| MATERIAL SUPPLIED |
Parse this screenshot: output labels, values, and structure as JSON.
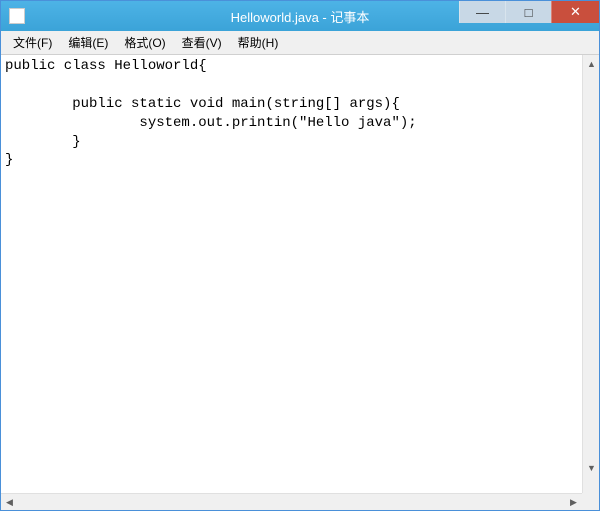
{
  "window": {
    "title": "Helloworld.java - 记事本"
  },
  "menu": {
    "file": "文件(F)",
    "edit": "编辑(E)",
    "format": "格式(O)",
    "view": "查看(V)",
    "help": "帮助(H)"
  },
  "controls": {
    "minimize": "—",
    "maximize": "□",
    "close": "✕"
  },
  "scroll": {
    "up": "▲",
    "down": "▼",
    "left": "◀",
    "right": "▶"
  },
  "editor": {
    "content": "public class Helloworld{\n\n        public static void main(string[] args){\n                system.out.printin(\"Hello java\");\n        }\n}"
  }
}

| SET PROBLEM |
Check every line for "java" and show the ones that have it.

| ANSWER FOR THIS EXERCISE |
    "title": "Helloworld.java - 记事本"
    "content": "public class Helloworld{\n\n        public static void main(string[] args){\n                system.out.printin(\"Hello java\");\n        }\n}"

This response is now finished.